▶ **Task instructions**
Collect every line of the records below that contains the word "szczególności".
>> start Entries shown
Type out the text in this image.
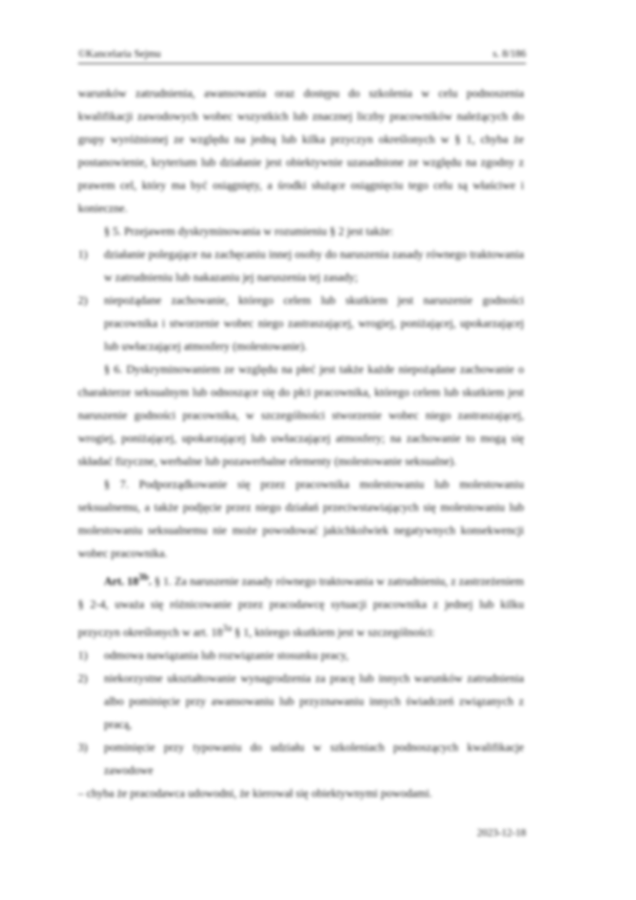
©Kancelaria Sejmu	s. 8/186

warunków zatrudnienia, awansowania oraz dostępu do szkolenia w celu podnoszenia kwalifikacji zawodowych wobec wszystkich lub znacznej liczby pracowników należących do grupy wyróżnionej ze względu na jedną lub kilka przyczyn określonych w § 1, chyba że postanowienie, kryterium lub działanie jest obiektywnie uzasadnione ze względu na zgodny z prawem cel, który ma być osiągnięty, a środki służące osiągnięciu tego celu są właściwe i konieczne.

§ 5. Przejawem dyskryminowania w rozumieniu § 2 jest także:

1)	działanie polegające na zachęcaniu innej osoby do naruszenia zasady równego traktowania w zatrudnieniu lub nakazaniu jej naruszenia tej zasady;
2)	niepożądane zachowanie, którego celem lub skutkiem jest naruszenie godności pracownika i stworzenie wobec niego zastraszającej, wrogiej, poniżającej, upokarzającej lub uwłaczającej atmosfery (molestowanie).

§ 6. Dyskryminowaniem ze względu na płeć jest także każde niepożądane zachowanie o charakterze seksualnym lub odnoszące się do płci pracownika, którego celem lub skutkiem jest naruszenie godności pracownika, w szczególności stworzenie wobec niego zastraszającej, wrogiej, poniżającej, upokarzającej lub uwłaczającej atmosfery; na zachowanie to mogą się składać fizyczne, werbalne lub pozawerbalne elementy (molestowanie seksualne).

§ 7. Podporządkowanie się przez pracownika molestowaniu lub molestowaniu seksualnemu, a także podjęcie przez niego działań przeciwstawiających się molestowaniu lub molestowaniu seksualnemu nie może powodować jakichkolwiek negatywnych konsekwencji wobec pracownika.

Art. $18^{3b}$. § 1. Za naruszenie zasady równego traktowania w zatrudnieniu, z zastrzeżeniem § 2-4, uważa się różnicowanie przez pracodawcę sytuacji pracownika z jednej lub kilku przyczyn określonych w art. $18^{3a}$ § 1, którego skutkiem jest w szczególności:

1)	odmowa nawiązania lub rozwiązanie stosunku pracy,
2)	niekorzystne ukształtowanie wynagrodzenia za pracę lub innych warunków zatrudnienia albo pominięcie przy awansowaniu lub przyznawaniu innych świadczeń związanych z pracą,
3)	pominięcie przy typowaniu do udziału w szkoleniach podnoszących kwalifikacje zawodowe

– chyba że pracodawca udowodni, że kierował się obiektywnymi powodami.

2023-12-18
>> end Entries shown
▶ **Expected answer**
§ 6. Dyskryminowaniem ze względu na płeć jest także każde niepożądane zachowanie o charakterze seksualnym lub odnoszące się do płci pracownika, którego celem lub skutkiem jest naruszenie godności pracownika, w szczególności stworzenie wobec niego zastraszającej, wrogiej, poniżającej, upokarzającej lub uwłaczającej atmosfery; na zachowanie to mogą się składać fizyczne, werbalne lub pozawerbalne elementy (molestowanie seksualne).
Art. $18^{3b}$. § 1. Za naruszenie zasady równego traktowania w zatrudnieniu, z zastrzeżeniem § 2-4, uważa się różnicowanie przez pracodawcę sytuacji pracownika z jednej lub kilku przyczyn określonych w art. $18^{3a}$ § 1, którego skutkiem jest w szczególności:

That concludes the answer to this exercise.